Task goal ::
Where a line in the listing below contains the word "Success", copy that line.

Provided data ::
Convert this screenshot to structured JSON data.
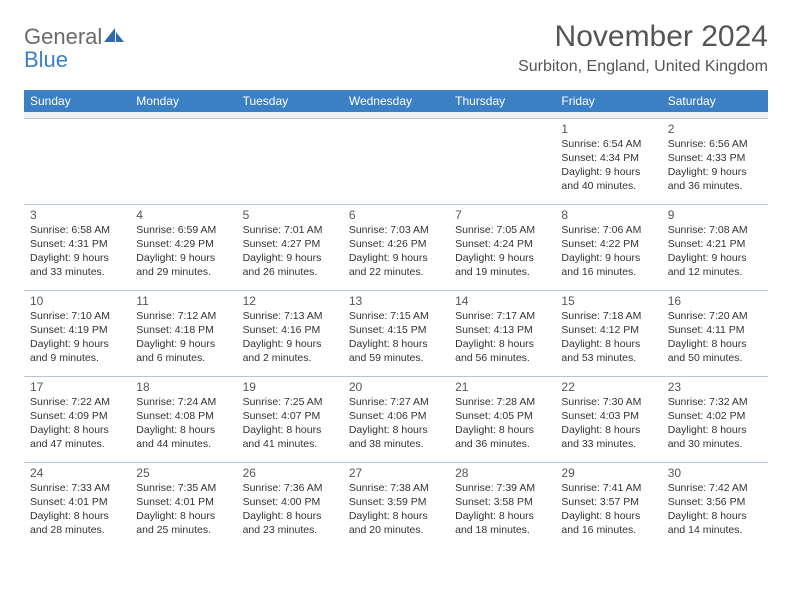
{
  "brand": {
    "part1": "General",
    "part2": "Blue"
  },
  "colors": {
    "header_bg": "#3b7fc4",
    "border": "#b8c4d0",
    "text": "#333333",
    "muted": "#555555",
    "spacer": "#eef1f4"
  },
  "title": "November 2024",
  "location": "Surbiton, England, United Kingdom",
  "day_headers": [
    "Sunday",
    "Monday",
    "Tuesday",
    "Wednesday",
    "Thursday",
    "Friday",
    "Saturday"
  ],
  "weeks": [
    [
      null,
      null,
      null,
      null,
      null,
      {
        "n": "1",
        "sr": "Sunrise: 6:54 AM",
        "ss": "Sunset: 4:34 PM",
        "d1": "Daylight: 9 hours",
        "d2": "and 40 minutes."
      },
      {
        "n": "2",
        "sr": "Sunrise: 6:56 AM",
        "ss": "Sunset: 4:33 PM",
        "d1": "Daylight: 9 hours",
        "d2": "and 36 minutes."
      }
    ],
    [
      {
        "n": "3",
        "sr": "Sunrise: 6:58 AM",
        "ss": "Sunset: 4:31 PM",
        "d1": "Daylight: 9 hours",
        "d2": "and 33 minutes."
      },
      {
        "n": "4",
        "sr": "Sunrise: 6:59 AM",
        "ss": "Sunset: 4:29 PM",
        "d1": "Daylight: 9 hours",
        "d2": "and 29 minutes."
      },
      {
        "n": "5",
        "sr": "Sunrise: 7:01 AM",
        "ss": "Sunset: 4:27 PM",
        "d1": "Daylight: 9 hours",
        "d2": "and 26 minutes."
      },
      {
        "n": "6",
        "sr": "Sunrise: 7:03 AM",
        "ss": "Sunset: 4:26 PM",
        "d1": "Daylight: 9 hours",
        "d2": "and 22 minutes."
      },
      {
        "n": "7",
        "sr": "Sunrise: 7:05 AM",
        "ss": "Sunset: 4:24 PM",
        "d1": "Daylight: 9 hours",
        "d2": "and 19 minutes."
      },
      {
        "n": "8",
        "sr": "Sunrise: 7:06 AM",
        "ss": "Sunset: 4:22 PM",
        "d1": "Daylight: 9 hours",
        "d2": "and 16 minutes."
      },
      {
        "n": "9",
        "sr": "Sunrise: 7:08 AM",
        "ss": "Sunset: 4:21 PM",
        "d1": "Daylight: 9 hours",
        "d2": "and 12 minutes."
      }
    ],
    [
      {
        "n": "10",
        "sr": "Sunrise: 7:10 AM",
        "ss": "Sunset: 4:19 PM",
        "d1": "Daylight: 9 hours",
        "d2": "and 9 minutes."
      },
      {
        "n": "11",
        "sr": "Sunrise: 7:12 AM",
        "ss": "Sunset: 4:18 PM",
        "d1": "Daylight: 9 hours",
        "d2": "and 6 minutes."
      },
      {
        "n": "12",
        "sr": "Sunrise: 7:13 AM",
        "ss": "Sunset: 4:16 PM",
        "d1": "Daylight: 9 hours",
        "d2": "and 2 minutes."
      },
      {
        "n": "13",
        "sr": "Sunrise: 7:15 AM",
        "ss": "Sunset: 4:15 PM",
        "d1": "Daylight: 8 hours",
        "d2": "and 59 minutes."
      },
      {
        "n": "14",
        "sr": "Sunrise: 7:17 AM",
        "ss": "Sunset: 4:13 PM",
        "d1": "Daylight: 8 hours",
        "d2": "and 56 minutes."
      },
      {
        "n": "15",
        "sr": "Sunrise: 7:18 AM",
        "ss": "Sunset: 4:12 PM",
        "d1": "Daylight: 8 hours",
        "d2": "and 53 minutes."
      },
      {
        "n": "16",
        "sr": "Sunrise: 7:20 AM",
        "ss": "Sunset: 4:11 PM",
        "d1": "Daylight: 8 hours",
        "d2": "and 50 minutes."
      }
    ],
    [
      {
        "n": "17",
        "sr": "Sunrise: 7:22 AM",
        "ss": "Sunset: 4:09 PM",
        "d1": "Daylight: 8 hours",
        "d2": "and 47 minutes."
      },
      {
        "n": "18",
        "sr": "Sunrise: 7:24 AM",
        "ss": "Sunset: 4:08 PM",
        "d1": "Daylight: 8 hours",
        "d2": "and 44 minutes."
      },
      {
        "n": "19",
        "sr": "Sunrise: 7:25 AM",
        "ss": "Sunset: 4:07 PM",
        "d1": "Daylight: 8 hours",
        "d2": "and 41 minutes."
      },
      {
        "n": "20",
        "sr": "Sunrise: 7:27 AM",
        "ss": "Sunset: 4:06 PM",
        "d1": "Daylight: 8 hours",
        "d2": "and 38 minutes."
      },
      {
        "n": "21",
        "sr": "Sunrise: 7:28 AM",
        "ss": "Sunset: 4:05 PM",
        "d1": "Daylight: 8 hours",
        "d2": "and 36 minutes."
      },
      {
        "n": "22",
        "sr": "Sunrise: 7:30 AM",
        "ss": "Sunset: 4:03 PM",
        "d1": "Daylight: 8 hours",
        "d2": "and 33 minutes."
      },
      {
        "n": "23",
        "sr": "Sunrise: 7:32 AM",
        "ss": "Sunset: 4:02 PM",
        "d1": "Daylight: 8 hours",
        "d2": "and 30 minutes."
      }
    ],
    [
      {
        "n": "24",
        "sr": "Sunrise: 7:33 AM",
        "ss": "Sunset: 4:01 PM",
        "d1": "Daylight: 8 hours",
        "d2": "and 28 minutes."
      },
      {
        "n": "25",
        "sr": "Sunrise: 7:35 AM",
        "ss": "Sunset: 4:01 PM",
        "d1": "Daylight: 8 hours",
        "d2": "and 25 minutes."
      },
      {
        "n": "26",
        "sr": "Sunrise: 7:36 AM",
        "ss": "Sunset: 4:00 PM",
        "d1": "Daylight: 8 hours",
        "d2": "and 23 minutes."
      },
      {
        "n": "27",
        "sr": "Sunrise: 7:38 AM",
        "ss": "Sunset: 3:59 PM",
        "d1": "Daylight: 8 hours",
        "d2": "and 20 minutes."
      },
      {
        "n": "28",
        "sr": "Sunrise: 7:39 AM",
        "ss": "Sunset: 3:58 PM",
        "d1": "Daylight: 8 hours",
        "d2": "and 18 minutes."
      },
      {
        "n": "29",
        "sr": "Sunrise: 7:41 AM",
        "ss": "Sunset: 3:57 PM",
        "d1": "Daylight: 8 hours",
        "d2": "and 16 minutes."
      },
      {
        "n": "30",
        "sr": "Sunrise: 7:42 AM",
        "ss": "Sunset: 3:56 PM",
        "d1": "Daylight: 8 hours",
        "d2": "and 14 minutes."
      }
    ]
  ]
}
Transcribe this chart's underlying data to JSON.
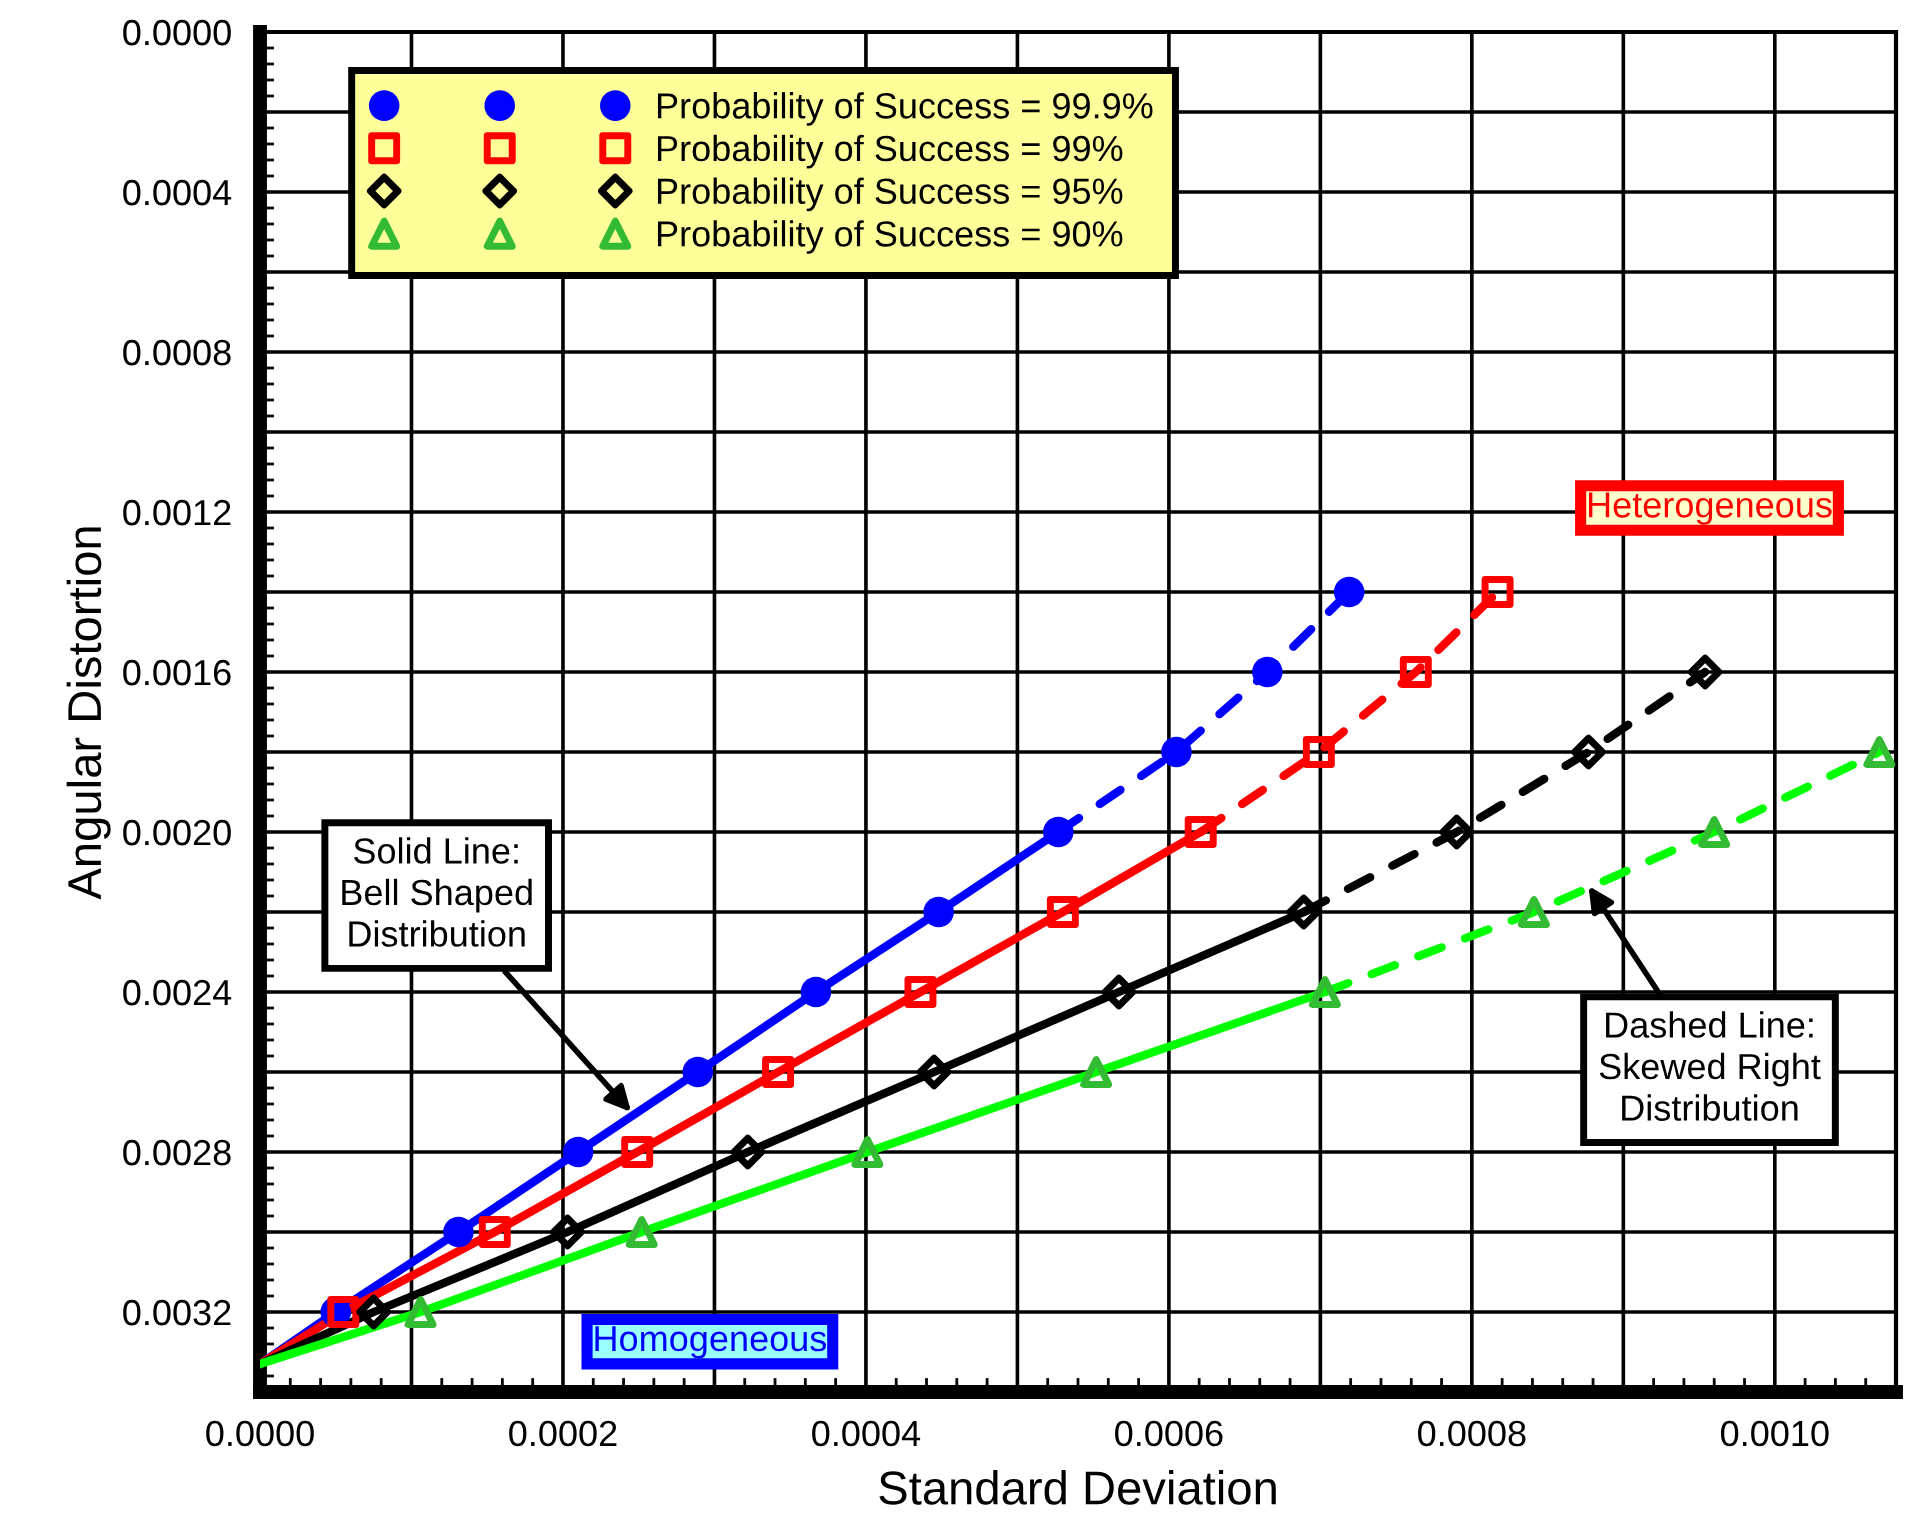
{
  "chart_data": {
    "type": "line",
    "xlabel": "Standard Deviation",
    "ylabel": "Angular Distortion",
    "xlim": [
      0,
      0.00108
    ],
    "ylim": [
      0.0034,
      0
    ],
    "xticks": [
      {
        "value": 0,
        "label": "0.0000"
      },
      {
        "value": 0.0001,
        "label": null
      },
      {
        "value": 0.0002,
        "label": "0.0002"
      },
      {
        "value": 0.0003,
        "label": null
      },
      {
        "value": 0.0004,
        "label": "0.0004"
      },
      {
        "value": 0.0005,
        "label": null
      },
      {
        "value": 0.0006,
        "label": "0.0006"
      },
      {
        "value": 0.0007,
        "label": null
      },
      {
        "value": 0.0008,
        "label": "0.0008"
      },
      {
        "value": 0.0009,
        "label": null
      },
      {
        "value": 0.001,
        "label": "0.0010"
      }
    ],
    "yticks": [
      {
        "value": 0,
        "label": "0.0000"
      },
      {
        "value": 0.0002,
        "label": null
      },
      {
        "value": 0.0004,
        "label": "0.0004"
      },
      {
        "value": 0.0006,
        "label": null
      },
      {
        "value": 0.0008,
        "label": "0.0008"
      },
      {
        "value": 0.001,
        "label": null
      },
      {
        "value": 0.0012,
        "label": "0.0012"
      },
      {
        "value": 0.0014,
        "label": null
      },
      {
        "value": 0.0016,
        "label": "0.0016"
      },
      {
        "value": 0.0018,
        "label": null
      },
      {
        "value": 0.002,
        "label": "0.0020"
      },
      {
        "value": 0.0022,
        "label": null
      },
      {
        "value": 0.0024,
        "label": "0.0024"
      },
      {
        "value": 0.0026,
        "label": null
      },
      {
        "value": 0.0028,
        "label": "0.0028"
      },
      {
        "value": 0.003,
        "label": null
      },
      {
        "value": 0.0032,
        "label": "0.0032"
      }
    ],
    "grid": true,
    "legend": "top left",
    "series": [
      {
        "color": "#0000ff",
        "line_style": "solid",
        "marker": "none",
        "x": [
          0,
          5e-05,
          0.000131,
          0.00021,
          0.000289,
          0.000367,
          0.000448,
          0.000527
        ],
        "values": [
          0.00333,
          0.0032,
          0.003,
          0.0028,
          0.0026,
          0.0024,
          0.0022,
          0.002
        ]
      },
      {
        "color": "#0000ff",
        "line_style": "dashed",
        "marker": "none",
        "x": [
          0.000527,
          0.000605,
          0.000665,
          0.000719
        ],
        "values": [
          0.002,
          0.0018,
          0.0016,
          0.0014
        ]
      },
      {
        "type": "scatter",
        "name": "Probability of Success = 99.9%",
        "color": "#0000ff",
        "marker": "circle",
        "x": [
          5e-05,
          0.000131,
          0.00021,
          0.000289,
          0.000367,
          0.000448,
          0.000527,
          0.000605,
          0.000665,
          0.000719
        ],
        "values": [
          0.0032,
          0.003,
          0.0028,
          0.0026,
          0.0024,
          0.0022,
          0.002,
          0.0018,
          0.0016,
          0.0014
        ]
      },
      {
        "color": "#ff0000",
        "line_style": "solid",
        "marker": "none",
        "x": [
          0,
          5.5e-05,
          0.000155,
          0.000249,
          0.000342,
          0.000436,
          0.00053,
          0.000621
        ],
        "values": [
          0.00333,
          0.0032,
          0.003,
          0.0028,
          0.0026,
          0.0024,
          0.0022,
          0.002
        ]
      },
      {
        "color": "#ff0000",
        "line_style": "dashed",
        "marker": "none",
        "x": [
          0.000621,
          0.000699,
          0.000763,
          0.000817
        ],
        "values": [
          0.002,
          0.0018,
          0.0016,
          0.0014
        ]
      },
      {
        "type": "scatter",
        "name": "Probability of Success = 99%",
        "color": "#ff0000",
        "marker": "square",
        "x": [
          5.5e-05,
          0.000155,
          0.000249,
          0.000342,
          0.000436,
          0.00053,
          0.000621,
          0.000699,
          0.000763,
          0.000817
        ],
        "values": [
          0.0032,
          0.003,
          0.0028,
          0.0026,
          0.0024,
          0.0022,
          0.002,
          0.0018,
          0.0016,
          0.0014
        ]
      },
      {
        "color": "#000000",
        "line_style": "solid",
        "marker": "none",
        "x": [
          0,
          7.5e-05,
          0.000203,
          0.000322,
          0.000445,
          0.000567,
          0.000689
        ],
        "values": [
          0.00333,
          0.0032,
          0.003,
          0.0028,
          0.0026,
          0.0024,
          0.0022
        ]
      },
      {
        "color": "#000000",
        "line_style": "dashed",
        "marker": "none",
        "x": [
          0.000689,
          0.00079,
          0.000877,
          0.000954
        ],
        "values": [
          0.0022,
          0.002,
          0.0018,
          0.0016
        ]
      },
      {
        "type": "scatter",
        "name": "Probability of Success = 95%",
        "color": "#000000",
        "marker": "diamond",
        "x": [
          7.5e-05,
          0.000203,
          0.000322,
          0.000445,
          0.000567,
          0.000689,
          0.00079,
          0.000877,
          0.000954
        ],
        "values": [
          0.0032,
          0.003,
          0.0028,
          0.0026,
          0.0024,
          0.0022,
          0.002,
          0.0018,
          0.0016
        ]
      },
      {
        "color": "#00ff00",
        "line_style": "solid",
        "marker": "none",
        "x": [
          0,
          0.000106,
          0.000252,
          0.000401,
          0.000552,
          0.000703
        ],
        "values": [
          0.00333,
          0.0032,
          0.003,
          0.0028,
          0.0026,
          0.0024
        ]
      },
      {
        "color": "#00ff00",
        "line_style": "dashed",
        "marker": "none",
        "x": [
          0.000703,
          0.000841,
          0.00096,
          0.001069
        ],
        "values": [
          0.0024,
          0.0022,
          0.002,
          0.0018
        ]
      },
      {
        "type": "scatter",
        "name": "Probability of Success = 90%",
        "color": "#33bb33",
        "marker": "triangle",
        "x": [
          0.000106,
          0.000252,
          0.000401,
          0.000552,
          0.000703,
          0.000841,
          0.00096,
          0.001069
        ],
        "values": [
          0.0032,
          0.003,
          0.0028,
          0.0026,
          0.0024,
          0.0022,
          0.002,
          0.0018
        ]
      }
    ],
    "annotations": [
      "Heterogeneous",
      "Homogeneous",
      {
        "text": "Solid Line:\nBell Shaped\nDistribution",
        "x": 0.000245,
        "y": 0.0027
      },
      {
        "text": "Dashed Line:\nSkewed Right\nDistribution",
        "x": 0.000877,
        "y": 0.002135
      }
    ]
  }
}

Solution ::
        "name": "Probability of Success = 99.9%",
        "name": "Probability of Success = 99%",
        "name": "Probability of Success = 95%",
        "name": "Probability of Success = 90%",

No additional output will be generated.